Task statement>
Copy out each line of the data that holds the word "position".
----
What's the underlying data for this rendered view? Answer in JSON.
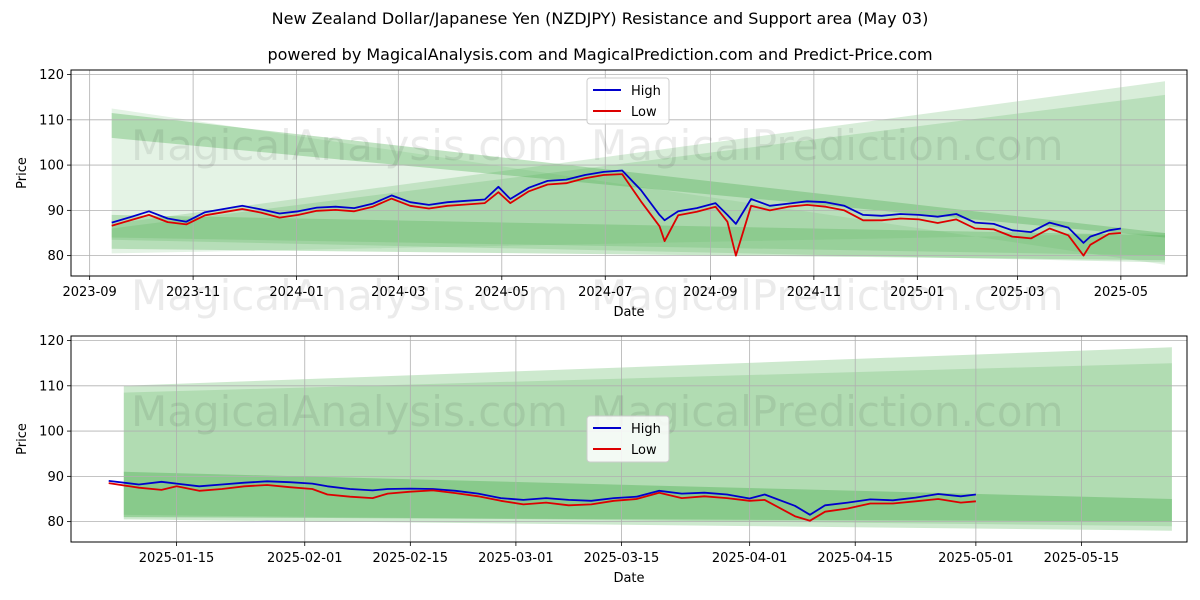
{
  "title": "New Zealand Dollar/Japanese Yen (NZDJPY) Resistance and Support area (May 03)",
  "subtitle": "powered by MagicalAnalysis.com and MagicalPrediction.com and Predict-Price.com",
  "watermarks": [
    "MagicalAnalysis.com",
    "MagicalPrediction.com"
  ],
  "colors": {
    "high": "#0000cc",
    "low": "#dd0000",
    "band": "#4caf50",
    "grid": "#b0b0b0"
  },
  "chart_data": [
    {
      "type": "line",
      "xlabel": "Date",
      "ylabel": "Price",
      "x_ticks": [
        "2023-09",
        "2023-11",
        "2024-01",
        "2024-03",
        "2024-05",
        "2024-07",
        "2024-09",
        "2024-11",
        "2025-01",
        "2025-03",
        "2025-05"
      ],
      "y_ticks": [
        80,
        90,
        100,
        110,
        120
      ],
      "xlim": [
        "2023-08-21",
        "2025-06-09"
      ],
      "ylim": [
        75.5,
        121
      ],
      "legend": {
        "position": "top-center",
        "entries": [
          "High",
          "Low"
        ]
      },
      "grid": true,
      "series": [
        {
          "name": "High",
          "color": "#0000cc",
          "x": [
            "2023-09-14",
            "2023-09-25",
            "2023-10-06",
            "2023-10-17",
            "2023-10-28",
            "2023-11-08",
            "2023-11-19",
            "2023-11-30",
            "2023-12-11",
            "2023-12-22",
            "2024-01-02",
            "2024-01-13",
            "2024-01-24",
            "2024-02-04",
            "2024-02-15",
            "2024-02-26",
            "2024-03-08",
            "2024-03-19",
            "2024-03-30",
            "2024-04-10",
            "2024-04-21",
            "2024-04-29",
            "2024-05-06",
            "2024-05-17",
            "2024-05-28",
            "2024-06-08",
            "2024-06-19",
            "2024-06-30",
            "2024-07-11",
            "2024-07-22",
            "2024-08-02",
            "2024-08-05",
            "2024-08-13",
            "2024-08-24",
            "2024-09-04",
            "2024-09-11",
            "2024-09-16",
            "2024-09-25",
            "2024-10-06",
            "2024-10-17",
            "2024-10-28",
            "2024-11-08",
            "2024-11-19",
            "2024-11-30",
            "2024-12-11",
            "2024-12-22",
            "2025-01-02",
            "2025-01-13",
            "2025-01-24",
            "2025-02-04",
            "2025-02-15",
            "2025-02-26",
            "2025-03-09",
            "2025-03-20",
            "2025-03-31",
            "2025-04-09",
            "2025-04-13",
            "2025-04-24",
            "2025-05-01"
          ],
          "values": [
            87.3,
            88.5,
            89.8,
            88.2,
            87.5,
            89.6,
            90.3,
            91.0,
            90.2,
            89.3,
            89.8,
            90.6,
            90.8,
            90.5,
            91.5,
            93.3,
            91.8,
            91.2,
            91.8,
            92.1,
            92.4,
            95.2,
            92.5,
            95.0,
            96.5,
            96.8,
            97.8,
            98.5,
            98.8,
            94.5,
            89.0,
            87.8,
            89.8,
            90.5,
            91.6,
            89.0,
            87.0,
            92.5,
            91.0,
            91.5,
            92.0,
            91.8,
            91.0,
            89.0,
            88.8,
            89.2,
            89.0,
            88.6,
            89.2,
            87.3,
            87.0,
            85.6,
            85.2,
            87.3,
            86.2,
            82.8,
            84.2,
            85.6,
            86.0
          ]
        },
        {
          "name": "Low",
          "color": "#dd0000",
          "x": [
            "2023-09-14",
            "2023-09-25",
            "2023-10-06",
            "2023-10-17",
            "2023-10-28",
            "2023-11-08",
            "2023-11-19",
            "2023-11-30",
            "2023-12-11",
            "2023-12-22",
            "2024-01-02",
            "2024-01-13",
            "2024-01-24",
            "2024-02-04",
            "2024-02-15",
            "2024-02-26",
            "2024-03-08",
            "2024-03-19",
            "2024-03-30",
            "2024-04-10",
            "2024-04-21",
            "2024-04-29",
            "2024-05-06",
            "2024-05-17",
            "2024-05-28",
            "2024-06-08",
            "2024-06-19",
            "2024-06-30",
            "2024-07-11",
            "2024-07-22",
            "2024-08-02",
            "2024-08-05",
            "2024-08-13",
            "2024-08-24",
            "2024-09-04",
            "2024-09-11",
            "2024-09-16",
            "2024-09-25",
            "2024-10-06",
            "2024-10-17",
            "2024-10-28",
            "2024-11-08",
            "2024-11-19",
            "2024-11-30",
            "2024-12-11",
            "2024-12-22",
            "2025-01-02",
            "2025-01-13",
            "2025-01-24",
            "2025-02-04",
            "2025-02-15",
            "2025-02-26",
            "2025-03-09",
            "2025-03-20",
            "2025-03-31",
            "2025-04-09",
            "2025-04-13",
            "2025-04-24",
            "2025-05-01"
          ],
          "values": [
            86.6,
            87.8,
            89.0,
            87.4,
            86.9,
            88.9,
            89.6,
            90.3,
            89.5,
            88.4,
            89.0,
            89.9,
            90.1,
            89.8,
            90.8,
            92.6,
            91.0,
            90.4,
            91.0,
            91.3,
            91.6,
            94.0,
            91.6,
            94.2,
            95.7,
            96.0,
            97.1,
            97.8,
            98.0,
            92.0,
            86.5,
            83.2,
            88.9,
            89.7,
            90.8,
            87.5,
            80.0,
            91.0,
            90.0,
            90.8,
            91.2,
            90.8,
            90.0,
            87.8,
            87.8,
            88.2,
            88.0,
            87.2,
            88.0,
            86.0,
            85.8,
            84.2,
            83.8,
            86.0,
            84.5,
            80.0,
            82.4,
            84.8,
            85.0
          ]
        }
      ]
    },
    {
      "type": "line",
      "xlabel": "Date",
      "ylabel": "Price",
      "x_ticks": [
        "2025-01-15",
        "2025-02-01",
        "2025-02-15",
        "2025-03-01",
        "2025-03-15",
        "2025-04-01",
        "2025-04-15",
        "2025-05-01",
        "2025-05-15"
      ],
      "y_ticks": [
        80,
        90,
        100,
        110,
        120
      ],
      "xlim": [
        "2025-01-01",
        "2025-05-29"
      ],
      "ylim": [
        75.5,
        121
      ],
      "legend": {
        "position": "center",
        "entries": [
          "High",
          "Low"
        ]
      },
      "grid": true,
      "series": [
        {
          "name": "High",
          "color": "#0000cc",
          "x": [
            "2025-01-06",
            "2025-01-10",
            "2025-01-13",
            "2025-01-15",
            "2025-01-18",
            "2025-01-21",
            "2025-01-24",
            "2025-01-27",
            "2025-01-30",
            "2025-02-02",
            "2025-02-04",
            "2025-02-07",
            "2025-02-10",
            "2025-02-12",
            "2025-02-15",
            "2025-02-18",
            "2025-02-21",
            "2025-02-24",
            "2025-02-27",
            "2025-03-02",
            "2025-03-05",
            "2025-03-08",
            "2025-03-11",
            "2025-03-14",
            "2025-03-17",
            "2025-03-20",
            "2025-03-23",
            "2025-03-26",
            "2025-03-29",
            "2025-04-01",
            "2025-04-03",
            "2025-04-07",
            "2025-04-09",
            "2025-04-11",
            "2025-04-14",
            "2025-04-17",
            "2025-04-20",
            "2025-04-23",
            "2025-04-26",
            "2025-04-29",
            "2025-05-01"
          ],
          "values": [
            89.0,
            88.2,
            88.8,
            88.4,
            87.8,
            88.2,
            88.6,
            88.9,
            88.7,
            88.4,
            87.8,
            87.2,
            86.9,
            87.2,
            87.3,
            87.2,
            86.8,
            86.2,
            85.2,
            84.8,
            85.2,
            84.8,
            84.6,
            85.2,
            85.5,
            86.8,
            86.2,
            86.4,
            86.0,
            85.1,
            86.0,
            83.5,
            81.5,
            83.6,
            84.2,
            84.9,
            84.7,
            85.3,
            86.1,
            85.6,
            86.0
          ]
        },
        {
          "name": "Low",
          "color": "#dd0000",
          "x": [
            "2025-01-06",
            "2025-01-10",
            "2025-01-13",
            "2025-01-15",
            "2025-01-18",
            "2025-01-21",
            "2025-01-24",
            "2025-01-27",
            "2025-01-30",
            "2025-02-02",
            "2025-02-04",
            "2025-02-07",
            "2025-02-10",
            "2025-02-12",
            "2025-02-15",
            "2025-02-18",
            "2025-02-21",
            "2025-02-24",
            "2025-02-27",
            "2025-03-02",
            "2025-03-05",
            "2025-03-08",
            "2025-03-11",
            "2025-03-14",
            "2025-03-17",
            "2025-03-20",
            "2025-03-23",
            "2025-03-26",
            "2025-03-29",
            "2025-04-01",
            "2025-04-03",
            "2025-04-07",
            "2025-04-09",
            "2025-04-11",
            "2025-04-14",
            "2025-04-17",
            "2025-04-20",
            "2025-04-23",
            "2025-04-26",
            "2025-04-29",
            "2025-05-01"
          ],
          "values": [
            88.5,
            87.5,
            87.0,
            87.8,
            86.8,
            87.2,
            87.8,
            88.1,
            87.6,
            87.2,
            86.0,
            85.5,
            85.2,
            86.2,
            86.6,
            86.9,
            86.3,
            85.6,
            84.6,
            83.8,
            84.2,
            83.6,
            83.8,
            84.6,
            85.0,
            86.4,
            85.2,
            85.6,
            85.2,
            84.6,
            84.8,
            81.2,
            80.2,
            82.2,
            82.9,
            84.0,
            84.0,
            84.5,
            85.0,
            84.2,
            84.5
          ]
        }
      ]
    }
  ]
}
----
Written response>
        "position": "top-center",
        "position": "center",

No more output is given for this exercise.